- _TEXTO DO DOCUMENTO_:
════

Marta Temido, que falou a seguir, acabou por ser o bode expiatório de todas as contrariedades que se foram acumulando ao longo da reunião. E o seu discurso sobre as consequências do confinamento no Norte do país foi apenas a gota de água que fez transbordar o copo da paciência de António Costa.
Apesar deste episódio, e do olhar incrédulo de Marta Temido ( que disfarçou com um sorriso nervoso) com a reação de Costa, a continuidade da ministra no Executivo é dada como inquestionável. Sobretudo porque estamos em plena pandemia e seria impensável uma remodelação da principal responsável pela coordenação do respetivo combate.
Ainda que não falte quem lembre que o secretário de Estado António Lacerda Sales se tem revelado em matéria de comunicação e de gestão da crise.
«Já bem basta ter saído Mário Centeno. Não pode haver agora mais baixas no Governo», enfatiza um destacado socialista ouvido pelo SOL, lembrando que António Costa aguentou sempre Constança Urbano de Sousa durante os trágicos incêndios de 2017, só tendo substituído a ministra da Administração Interna depois de feito o rescaldo.

════

- _ITENS LISTADOS_:
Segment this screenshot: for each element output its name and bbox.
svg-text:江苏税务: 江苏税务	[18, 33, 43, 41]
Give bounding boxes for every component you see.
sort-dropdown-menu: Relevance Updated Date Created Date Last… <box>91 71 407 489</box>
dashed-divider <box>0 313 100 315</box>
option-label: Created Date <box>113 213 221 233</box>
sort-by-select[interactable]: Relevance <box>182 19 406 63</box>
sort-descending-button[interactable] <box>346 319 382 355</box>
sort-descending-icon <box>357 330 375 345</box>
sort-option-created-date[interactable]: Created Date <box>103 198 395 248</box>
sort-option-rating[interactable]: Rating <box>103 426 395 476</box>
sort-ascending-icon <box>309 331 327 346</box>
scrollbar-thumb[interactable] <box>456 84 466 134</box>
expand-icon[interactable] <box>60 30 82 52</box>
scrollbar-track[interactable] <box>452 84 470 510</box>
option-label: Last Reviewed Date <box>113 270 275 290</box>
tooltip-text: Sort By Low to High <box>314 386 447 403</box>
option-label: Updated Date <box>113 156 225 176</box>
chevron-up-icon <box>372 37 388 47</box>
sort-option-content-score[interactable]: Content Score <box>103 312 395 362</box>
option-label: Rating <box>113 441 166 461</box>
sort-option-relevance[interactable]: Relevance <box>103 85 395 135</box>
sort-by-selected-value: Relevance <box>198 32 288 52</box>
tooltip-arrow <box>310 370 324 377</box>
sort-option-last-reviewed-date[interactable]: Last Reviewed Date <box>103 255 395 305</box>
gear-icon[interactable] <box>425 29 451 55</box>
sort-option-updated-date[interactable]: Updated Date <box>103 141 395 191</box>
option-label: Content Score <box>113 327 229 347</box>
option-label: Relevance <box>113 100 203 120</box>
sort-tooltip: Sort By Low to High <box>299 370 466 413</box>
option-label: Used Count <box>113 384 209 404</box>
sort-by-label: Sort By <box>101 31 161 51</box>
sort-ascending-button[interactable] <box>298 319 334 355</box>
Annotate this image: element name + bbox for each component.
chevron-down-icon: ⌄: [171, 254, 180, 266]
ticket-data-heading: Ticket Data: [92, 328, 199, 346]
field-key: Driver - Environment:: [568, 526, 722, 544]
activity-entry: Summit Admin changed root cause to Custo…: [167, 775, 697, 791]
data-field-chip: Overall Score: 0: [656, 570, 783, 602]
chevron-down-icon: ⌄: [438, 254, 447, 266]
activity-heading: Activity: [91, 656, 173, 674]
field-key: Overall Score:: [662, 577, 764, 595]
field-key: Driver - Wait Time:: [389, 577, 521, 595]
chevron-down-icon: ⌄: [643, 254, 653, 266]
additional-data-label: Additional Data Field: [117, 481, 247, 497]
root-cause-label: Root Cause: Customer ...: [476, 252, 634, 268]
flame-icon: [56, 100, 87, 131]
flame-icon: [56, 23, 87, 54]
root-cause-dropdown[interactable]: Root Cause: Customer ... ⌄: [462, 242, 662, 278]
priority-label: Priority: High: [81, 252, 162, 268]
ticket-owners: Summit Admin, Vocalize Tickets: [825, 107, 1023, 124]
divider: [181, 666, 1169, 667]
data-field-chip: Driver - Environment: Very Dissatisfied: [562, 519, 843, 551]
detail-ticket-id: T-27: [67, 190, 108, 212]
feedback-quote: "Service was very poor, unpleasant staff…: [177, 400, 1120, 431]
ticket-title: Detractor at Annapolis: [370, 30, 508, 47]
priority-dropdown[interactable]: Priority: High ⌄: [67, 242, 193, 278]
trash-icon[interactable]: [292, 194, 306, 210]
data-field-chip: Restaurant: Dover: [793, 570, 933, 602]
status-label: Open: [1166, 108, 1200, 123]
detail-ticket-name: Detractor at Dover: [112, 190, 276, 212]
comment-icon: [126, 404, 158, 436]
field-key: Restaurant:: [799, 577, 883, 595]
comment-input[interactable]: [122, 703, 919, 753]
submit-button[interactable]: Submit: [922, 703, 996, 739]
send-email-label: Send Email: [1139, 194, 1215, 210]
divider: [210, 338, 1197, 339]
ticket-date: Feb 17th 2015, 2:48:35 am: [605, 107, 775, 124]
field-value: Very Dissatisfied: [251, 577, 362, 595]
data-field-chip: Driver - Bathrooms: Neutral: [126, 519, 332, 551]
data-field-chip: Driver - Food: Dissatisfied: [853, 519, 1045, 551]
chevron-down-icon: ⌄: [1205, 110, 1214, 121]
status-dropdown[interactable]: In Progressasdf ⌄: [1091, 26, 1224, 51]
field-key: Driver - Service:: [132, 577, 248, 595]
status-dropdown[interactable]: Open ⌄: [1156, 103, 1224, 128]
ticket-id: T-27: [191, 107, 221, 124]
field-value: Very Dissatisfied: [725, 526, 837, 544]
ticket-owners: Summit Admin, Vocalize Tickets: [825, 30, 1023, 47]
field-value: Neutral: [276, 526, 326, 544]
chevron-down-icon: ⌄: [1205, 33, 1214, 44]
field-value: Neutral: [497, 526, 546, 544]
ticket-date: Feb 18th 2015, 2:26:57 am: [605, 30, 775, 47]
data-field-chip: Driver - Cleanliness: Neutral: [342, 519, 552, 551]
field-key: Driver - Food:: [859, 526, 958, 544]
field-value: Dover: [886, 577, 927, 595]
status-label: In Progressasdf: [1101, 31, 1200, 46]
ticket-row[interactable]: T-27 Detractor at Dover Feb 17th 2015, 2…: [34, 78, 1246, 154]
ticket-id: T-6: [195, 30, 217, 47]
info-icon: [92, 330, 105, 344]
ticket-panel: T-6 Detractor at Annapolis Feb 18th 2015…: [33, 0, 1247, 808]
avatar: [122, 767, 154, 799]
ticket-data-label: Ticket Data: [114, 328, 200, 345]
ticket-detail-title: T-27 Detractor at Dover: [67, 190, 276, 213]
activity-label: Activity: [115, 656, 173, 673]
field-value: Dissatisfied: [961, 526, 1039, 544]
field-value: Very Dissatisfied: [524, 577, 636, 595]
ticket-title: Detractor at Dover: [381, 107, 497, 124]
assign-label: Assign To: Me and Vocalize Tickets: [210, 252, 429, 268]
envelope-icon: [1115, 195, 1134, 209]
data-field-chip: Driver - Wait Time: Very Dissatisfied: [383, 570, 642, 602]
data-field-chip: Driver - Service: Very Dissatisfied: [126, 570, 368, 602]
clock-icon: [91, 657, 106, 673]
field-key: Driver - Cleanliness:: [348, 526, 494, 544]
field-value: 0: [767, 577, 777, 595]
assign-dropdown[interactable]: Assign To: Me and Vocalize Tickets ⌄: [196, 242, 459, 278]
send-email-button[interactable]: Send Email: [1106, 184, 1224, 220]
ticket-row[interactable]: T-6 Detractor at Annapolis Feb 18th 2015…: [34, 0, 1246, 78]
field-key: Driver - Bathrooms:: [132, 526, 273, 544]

════

- _TAREFA A_:
Responda a estas perguntas com base no texto sobre Marta Temido e António Costa:
(i) Qual foi o tema do discurso de Marta Temido na reunião?
(ii) Com que gesto Marta Temido disfarçou o olhar incrédulo perante a reação de Costa?
(iii) Que ministra António Costa manteve durante os incêndios de 2017?
- _TAREFA B_:
Prossiga o texto sobre Marta Temido e António Costa a partir da última frase apresentada.
Os itens são um material separado do texto do documento.

- _RESPOSTA A_:
(i) As consequências do confinamento no Norte do país.
(ii) Com um sorriso nervoso.
(iii) Constança Urbano de Sousa, ministra da Administração Interna.

- _RESPOSTA B_:
Ao SOL, um deputado do PS admite que Costa está «irritado» com a situação em Lisboa, porque os especialistas não estão «a dar respostas concretas ao que se está a passar». Outro socialista apontou que Costa insistiu muito na ideia do aumento da testagem para explicar os números em Lisboa e percebeu que não poderia usar mais essa narrativa. Nesse ponto pareceu haver consenso generalizado e claro dos especialistas naquela que foi a reunião mais tensa com especialistas.
‘Estamos todos cansados’, diz Marta Temido
Ontem, na conferência de imprensa sobre os números da covid-19, Marta Temido foi confrontada com a irritação de Costa na reunião, à porta fechada, com especialistas. E a pergunta foi se recebeu um puxão de orelhas. A ministra da Saúde respondeu: «Se o primeiro-ministro puxou as orelhas à Ministra da Saúde teria certamente razão». Sem confirmar se o primeiro-ministro se irritou, depois de horas de reunião em que não obteve todas as respostas que precisava, Marta Temido preferiu destacar o momento do combate à pandemia da covid-19 .«Neste momento em que estamos todos cansados é natural que se perca alguma da tranquilidade e que possamos perguntar-nos se as coisas estão todas a evoluir no melhor sentido». E preferiu descrever a atual situação: «O que é um facto é que estamos a ter dificuldade em quebrar cadeias de transmissão, são persistentes, pusemos no terreno recursos adicionais, isso aconteceu na ultima semana e ontem com [ a aprovação] novas medidas sobre estas áreas».
O cansaço, o desgaste e o facto de não se conseguir obter um cabal explicação para os números em Lisboa acabaram por ditar o desfecho da última reunião com epidemiologias, terminando de forma abrupta e com o primeiro-ministro a levantar-se rapidamente da sala. Neste cenário, o Presidente da República, Marcelo Rebelo e Sousa, procurou, depois, manter o discurso que tinha alinhado aos jornalistas (com o qual Costa concordou inteiramente) e dentro de quinze dias haverá nova reunião.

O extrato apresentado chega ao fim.